— Exercise —
Report every line in the listing below where the string "PARTICLE" shows up.

— Data entries —
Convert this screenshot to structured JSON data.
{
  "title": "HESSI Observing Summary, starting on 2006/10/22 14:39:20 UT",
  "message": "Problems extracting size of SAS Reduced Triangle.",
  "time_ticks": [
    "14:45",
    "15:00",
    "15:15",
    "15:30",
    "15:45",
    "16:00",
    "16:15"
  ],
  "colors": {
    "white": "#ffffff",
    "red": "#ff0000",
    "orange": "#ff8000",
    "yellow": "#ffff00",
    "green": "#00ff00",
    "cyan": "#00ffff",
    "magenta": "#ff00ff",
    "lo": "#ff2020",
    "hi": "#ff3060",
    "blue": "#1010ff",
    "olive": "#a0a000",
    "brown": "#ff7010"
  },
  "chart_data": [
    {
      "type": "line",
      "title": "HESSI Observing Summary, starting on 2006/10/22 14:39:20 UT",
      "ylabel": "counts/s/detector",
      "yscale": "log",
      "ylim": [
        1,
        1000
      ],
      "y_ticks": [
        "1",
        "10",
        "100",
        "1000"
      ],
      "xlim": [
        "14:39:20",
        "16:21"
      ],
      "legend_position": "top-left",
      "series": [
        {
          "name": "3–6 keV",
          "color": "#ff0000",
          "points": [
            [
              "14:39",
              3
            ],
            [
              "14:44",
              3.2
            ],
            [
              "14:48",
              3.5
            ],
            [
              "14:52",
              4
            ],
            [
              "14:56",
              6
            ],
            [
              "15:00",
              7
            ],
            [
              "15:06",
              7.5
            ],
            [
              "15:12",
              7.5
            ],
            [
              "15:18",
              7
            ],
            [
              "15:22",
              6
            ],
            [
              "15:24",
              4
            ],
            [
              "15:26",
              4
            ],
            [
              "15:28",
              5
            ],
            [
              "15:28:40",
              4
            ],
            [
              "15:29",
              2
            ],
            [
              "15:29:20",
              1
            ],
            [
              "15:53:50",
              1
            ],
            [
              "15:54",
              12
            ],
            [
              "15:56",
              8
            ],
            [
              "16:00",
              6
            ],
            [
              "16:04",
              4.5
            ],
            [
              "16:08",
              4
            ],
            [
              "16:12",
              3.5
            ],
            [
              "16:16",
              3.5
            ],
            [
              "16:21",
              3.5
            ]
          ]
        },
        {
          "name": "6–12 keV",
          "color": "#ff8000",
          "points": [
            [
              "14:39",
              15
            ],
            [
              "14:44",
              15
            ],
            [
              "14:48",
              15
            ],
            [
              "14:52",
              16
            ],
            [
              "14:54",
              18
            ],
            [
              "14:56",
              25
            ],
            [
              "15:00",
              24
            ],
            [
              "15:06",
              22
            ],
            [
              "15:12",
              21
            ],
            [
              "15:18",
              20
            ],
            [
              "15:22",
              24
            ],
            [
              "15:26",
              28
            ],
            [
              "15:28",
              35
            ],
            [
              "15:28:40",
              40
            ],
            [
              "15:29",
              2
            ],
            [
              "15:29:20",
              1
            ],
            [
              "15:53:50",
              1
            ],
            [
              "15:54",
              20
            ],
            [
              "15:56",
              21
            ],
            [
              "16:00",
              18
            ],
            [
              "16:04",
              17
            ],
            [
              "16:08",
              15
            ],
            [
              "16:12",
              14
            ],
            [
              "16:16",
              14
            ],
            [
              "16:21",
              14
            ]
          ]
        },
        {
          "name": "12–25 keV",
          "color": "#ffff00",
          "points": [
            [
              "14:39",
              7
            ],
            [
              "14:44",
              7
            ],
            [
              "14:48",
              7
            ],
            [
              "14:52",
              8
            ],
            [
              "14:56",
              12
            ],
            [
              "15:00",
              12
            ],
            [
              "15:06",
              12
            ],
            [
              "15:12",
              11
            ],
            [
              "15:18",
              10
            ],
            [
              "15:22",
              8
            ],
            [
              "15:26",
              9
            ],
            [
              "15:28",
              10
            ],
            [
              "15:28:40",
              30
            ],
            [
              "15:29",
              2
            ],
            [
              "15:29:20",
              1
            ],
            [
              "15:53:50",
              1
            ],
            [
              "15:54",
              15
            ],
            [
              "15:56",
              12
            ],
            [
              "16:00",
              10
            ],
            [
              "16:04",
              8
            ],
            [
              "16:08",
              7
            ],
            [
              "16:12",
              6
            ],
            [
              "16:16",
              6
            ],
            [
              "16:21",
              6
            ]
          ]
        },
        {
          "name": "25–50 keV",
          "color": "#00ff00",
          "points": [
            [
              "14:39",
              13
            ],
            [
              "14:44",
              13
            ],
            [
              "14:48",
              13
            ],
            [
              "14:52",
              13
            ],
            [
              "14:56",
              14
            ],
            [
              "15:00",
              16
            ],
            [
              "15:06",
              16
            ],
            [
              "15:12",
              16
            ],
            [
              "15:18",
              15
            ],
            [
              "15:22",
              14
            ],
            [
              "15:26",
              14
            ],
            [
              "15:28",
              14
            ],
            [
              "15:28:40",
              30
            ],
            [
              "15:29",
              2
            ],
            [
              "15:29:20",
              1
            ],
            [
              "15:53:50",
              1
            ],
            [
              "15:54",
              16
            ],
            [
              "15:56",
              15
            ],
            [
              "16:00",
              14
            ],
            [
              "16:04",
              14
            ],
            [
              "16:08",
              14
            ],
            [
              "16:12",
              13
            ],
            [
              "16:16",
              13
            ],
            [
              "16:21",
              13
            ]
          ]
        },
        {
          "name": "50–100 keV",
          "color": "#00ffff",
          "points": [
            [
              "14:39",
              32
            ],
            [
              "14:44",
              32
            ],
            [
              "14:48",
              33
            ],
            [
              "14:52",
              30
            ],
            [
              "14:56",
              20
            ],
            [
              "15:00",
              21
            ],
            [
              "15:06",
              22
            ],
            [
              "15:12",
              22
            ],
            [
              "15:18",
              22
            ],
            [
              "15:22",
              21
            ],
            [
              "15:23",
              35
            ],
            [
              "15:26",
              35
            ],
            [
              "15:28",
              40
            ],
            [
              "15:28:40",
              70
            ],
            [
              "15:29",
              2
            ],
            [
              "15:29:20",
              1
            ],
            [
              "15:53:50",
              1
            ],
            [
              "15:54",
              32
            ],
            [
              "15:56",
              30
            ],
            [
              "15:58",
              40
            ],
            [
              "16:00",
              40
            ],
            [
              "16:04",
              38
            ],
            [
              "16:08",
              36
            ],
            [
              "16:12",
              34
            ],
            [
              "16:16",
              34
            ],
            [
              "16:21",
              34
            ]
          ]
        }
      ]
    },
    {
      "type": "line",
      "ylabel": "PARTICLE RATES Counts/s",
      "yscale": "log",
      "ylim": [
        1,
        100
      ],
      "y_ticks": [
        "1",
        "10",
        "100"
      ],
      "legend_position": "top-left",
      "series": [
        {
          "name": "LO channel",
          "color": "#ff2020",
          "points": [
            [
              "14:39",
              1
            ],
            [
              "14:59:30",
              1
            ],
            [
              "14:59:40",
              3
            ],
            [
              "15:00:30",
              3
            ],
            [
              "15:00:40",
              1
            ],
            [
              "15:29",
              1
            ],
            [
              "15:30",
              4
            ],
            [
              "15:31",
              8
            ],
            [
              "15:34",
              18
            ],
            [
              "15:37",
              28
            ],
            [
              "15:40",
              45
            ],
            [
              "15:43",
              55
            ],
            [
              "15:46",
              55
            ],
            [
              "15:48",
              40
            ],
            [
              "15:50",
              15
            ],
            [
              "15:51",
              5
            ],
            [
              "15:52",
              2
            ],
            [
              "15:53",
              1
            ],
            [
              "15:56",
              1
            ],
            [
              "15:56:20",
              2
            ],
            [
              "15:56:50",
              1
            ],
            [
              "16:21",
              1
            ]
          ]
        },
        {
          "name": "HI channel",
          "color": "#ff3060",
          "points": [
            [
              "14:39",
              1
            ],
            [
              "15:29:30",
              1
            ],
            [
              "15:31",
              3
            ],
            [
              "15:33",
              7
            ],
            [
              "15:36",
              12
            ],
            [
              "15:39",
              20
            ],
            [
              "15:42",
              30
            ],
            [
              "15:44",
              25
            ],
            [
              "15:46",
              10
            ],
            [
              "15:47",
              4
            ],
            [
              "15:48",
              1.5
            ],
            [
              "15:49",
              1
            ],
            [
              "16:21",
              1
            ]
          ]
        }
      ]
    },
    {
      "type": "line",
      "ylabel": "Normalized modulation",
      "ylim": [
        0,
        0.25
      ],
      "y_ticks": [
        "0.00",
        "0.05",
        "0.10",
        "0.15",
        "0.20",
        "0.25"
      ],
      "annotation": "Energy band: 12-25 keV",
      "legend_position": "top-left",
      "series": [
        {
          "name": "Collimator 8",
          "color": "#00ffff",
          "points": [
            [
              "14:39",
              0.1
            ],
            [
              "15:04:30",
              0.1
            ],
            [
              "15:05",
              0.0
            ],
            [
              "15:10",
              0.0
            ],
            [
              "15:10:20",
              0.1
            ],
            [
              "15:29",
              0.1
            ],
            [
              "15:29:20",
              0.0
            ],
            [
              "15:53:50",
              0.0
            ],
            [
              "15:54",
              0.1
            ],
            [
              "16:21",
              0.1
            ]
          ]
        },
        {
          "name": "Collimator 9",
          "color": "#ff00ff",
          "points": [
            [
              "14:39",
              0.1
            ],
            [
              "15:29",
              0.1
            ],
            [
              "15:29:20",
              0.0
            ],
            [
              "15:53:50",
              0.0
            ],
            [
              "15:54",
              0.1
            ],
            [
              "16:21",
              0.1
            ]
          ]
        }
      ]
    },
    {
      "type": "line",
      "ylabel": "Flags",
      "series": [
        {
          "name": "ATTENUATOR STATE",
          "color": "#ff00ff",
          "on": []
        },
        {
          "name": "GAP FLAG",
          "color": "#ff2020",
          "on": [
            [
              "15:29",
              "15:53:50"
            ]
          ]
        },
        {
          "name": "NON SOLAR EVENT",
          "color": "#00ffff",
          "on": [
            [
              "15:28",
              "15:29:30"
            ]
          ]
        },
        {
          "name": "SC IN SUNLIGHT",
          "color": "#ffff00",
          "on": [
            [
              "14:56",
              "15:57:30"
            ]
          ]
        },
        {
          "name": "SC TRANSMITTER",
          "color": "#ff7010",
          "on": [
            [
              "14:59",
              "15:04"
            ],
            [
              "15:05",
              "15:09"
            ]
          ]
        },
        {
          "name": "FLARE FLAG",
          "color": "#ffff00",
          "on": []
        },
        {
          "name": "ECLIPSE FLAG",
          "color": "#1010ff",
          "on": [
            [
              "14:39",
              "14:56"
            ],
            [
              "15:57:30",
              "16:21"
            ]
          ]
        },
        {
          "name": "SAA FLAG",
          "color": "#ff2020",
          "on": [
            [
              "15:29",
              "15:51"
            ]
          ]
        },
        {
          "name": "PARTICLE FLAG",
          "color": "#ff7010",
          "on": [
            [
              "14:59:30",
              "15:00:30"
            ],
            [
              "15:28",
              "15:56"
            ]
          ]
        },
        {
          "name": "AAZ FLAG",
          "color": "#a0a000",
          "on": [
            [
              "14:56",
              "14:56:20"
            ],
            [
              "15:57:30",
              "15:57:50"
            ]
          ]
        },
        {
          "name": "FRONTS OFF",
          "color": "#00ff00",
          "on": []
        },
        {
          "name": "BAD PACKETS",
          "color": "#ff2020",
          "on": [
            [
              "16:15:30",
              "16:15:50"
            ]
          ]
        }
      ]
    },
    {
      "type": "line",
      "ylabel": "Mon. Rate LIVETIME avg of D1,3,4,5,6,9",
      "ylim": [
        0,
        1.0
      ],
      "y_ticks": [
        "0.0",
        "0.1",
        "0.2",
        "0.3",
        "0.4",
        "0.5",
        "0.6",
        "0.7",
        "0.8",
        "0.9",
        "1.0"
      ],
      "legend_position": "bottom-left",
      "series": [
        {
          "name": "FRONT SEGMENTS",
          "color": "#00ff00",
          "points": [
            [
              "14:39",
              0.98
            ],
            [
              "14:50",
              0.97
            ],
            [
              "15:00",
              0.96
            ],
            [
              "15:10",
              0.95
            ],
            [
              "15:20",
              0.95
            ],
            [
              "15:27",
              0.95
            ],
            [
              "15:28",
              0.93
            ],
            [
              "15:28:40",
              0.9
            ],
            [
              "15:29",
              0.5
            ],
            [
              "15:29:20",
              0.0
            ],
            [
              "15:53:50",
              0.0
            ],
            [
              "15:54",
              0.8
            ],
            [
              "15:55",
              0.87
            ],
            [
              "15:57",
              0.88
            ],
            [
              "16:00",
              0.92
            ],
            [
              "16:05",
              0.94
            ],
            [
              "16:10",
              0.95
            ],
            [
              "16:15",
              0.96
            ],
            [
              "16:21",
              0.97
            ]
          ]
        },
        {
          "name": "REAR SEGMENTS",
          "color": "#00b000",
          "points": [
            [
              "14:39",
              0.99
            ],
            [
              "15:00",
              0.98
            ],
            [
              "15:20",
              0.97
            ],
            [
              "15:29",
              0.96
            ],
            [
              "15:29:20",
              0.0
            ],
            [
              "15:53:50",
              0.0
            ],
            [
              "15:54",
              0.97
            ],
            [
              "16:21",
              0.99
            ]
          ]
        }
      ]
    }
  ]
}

— Completed task —
      "ylabel": "PARTICLE RATES Counts/s",
          "name": "PARTICLE FLAG",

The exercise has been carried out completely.